Information provided:
▬▬▬▬▬▬

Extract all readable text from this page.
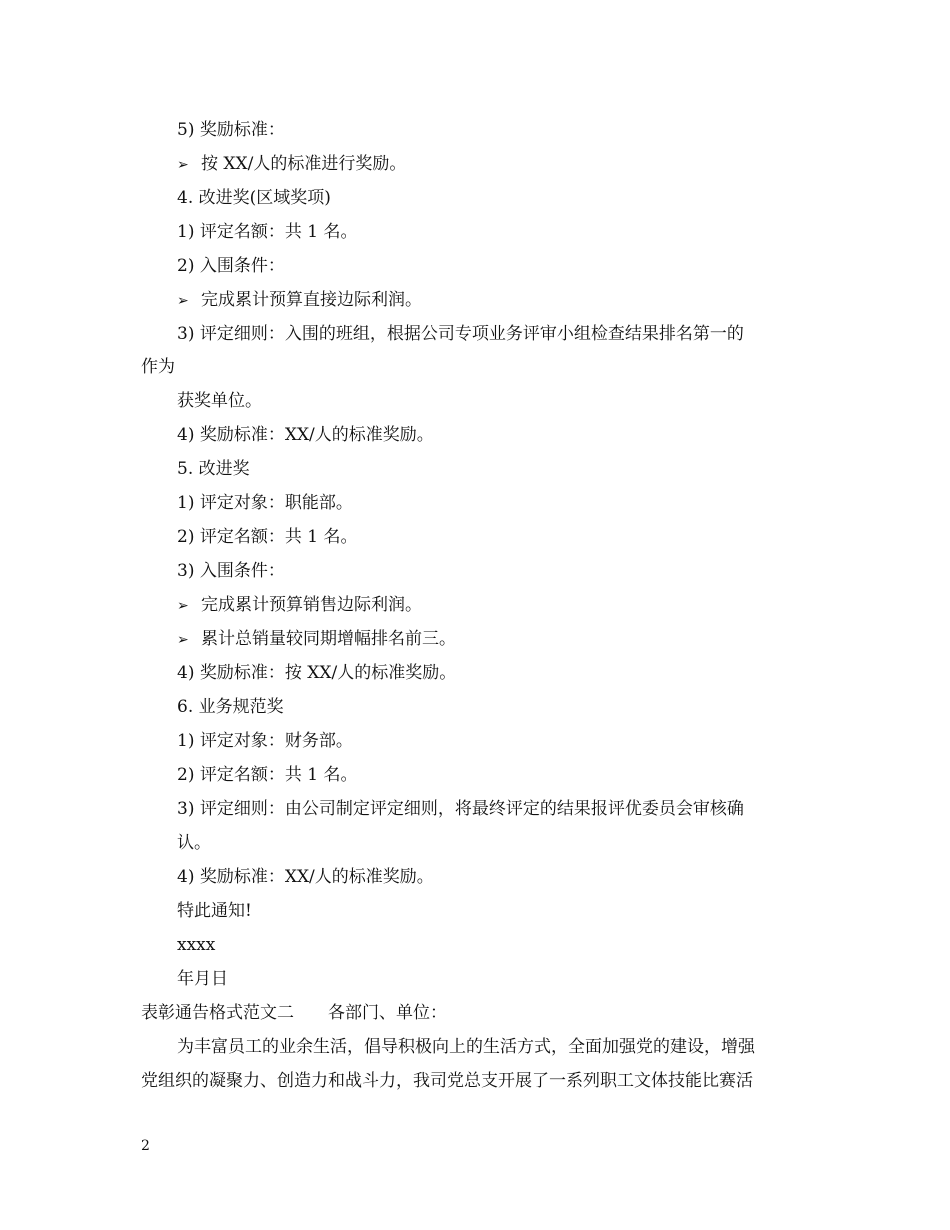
5) 奖励标准：
➢ 按 XX/人的标准进行奖励。
4. 改进奖(区域奖项)
1) 评定名额：共 1 名。
2) 入围条件：
➢ 完成累计预算直接边际利润。
3) 评定细则：入围的班组，根据公司专项业务评审小组检查结果排名第一的
作为
获奖单位。
4) 奖励标准：XX/人的标准奖励。
5. 改进奖
1) 评定对象：职能部。
2) 评定名额：共 1 名。
3) 入围条件：
➢ 完成累计预算销售边际利润。
➢ 累计总销量较同期增幅排名前三。
4) 奖励标准：按 XX/人的标准奖励。
6. 业务规范奖
1) 评定对象：财务部。
2) 评定名额：共 1 名。
3) 评定细则：由公司制定评定细则，将最终评定的结果报评优委员会审核确
认。
4) 奖励标准：XX/人的标准奖励。
特此通知!
xxxx
年月日
表彰通告格式范文二　　各部门、单位：
为丰富员工的业余生活，倡导积极向上的生活方式，全面加强党的建设，增强
党组织的凝聚力、创造力和战斗力，我司党总支开展了一系列职工文体技能比赛活
2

▬▬▬▬▬▬

Each entry above should be reproduced exactly, with the pictures removed.

Response to the exercise:
Extract all readable text from this page.
5) 奖励标准：
➢ 按 XX/人的标准进行奖励。
4. 改进奖(区域奖项)
1) 评定名额：共 1 名。
2) 入围条件：
➢ 完成累计预算直接边际利润。
3) 评定细则：入围的班组，根据公司专项业务评审小组检查结果排名第一的
作为
获奖单位。
4) 奖励标准：XX/人的标准奖励。
5. 改进奖
1) 评定对象：职能部。
2) 评定名额：共 1 名。
3) 入围条件：
➢ 完成累计预算销售边际利润。
➢ 累计总销量较同期增幅排名前三。
4) 奖励标准：按 XX/人的标准奖励。
6. 业务规范奖
1) 评定对象：财务部。
2) 评定名额：共 1 名。
3) 评定细则：由公司制定评定细则，将最终评定的结果报评优委员会审核确
认。
4) 奖励标准：XX/人的标准奖励。
特此通知!
xxxx
年月日
表彰通告格式范文二　　各部门、单位：
为丰富员工的业余生活，倡导积极向上的生活方式，全面加强党的建设，增强
党组织的凝聚力、创造力和战斗力，我司党总支开展了一系列职工文体技能比赛活
2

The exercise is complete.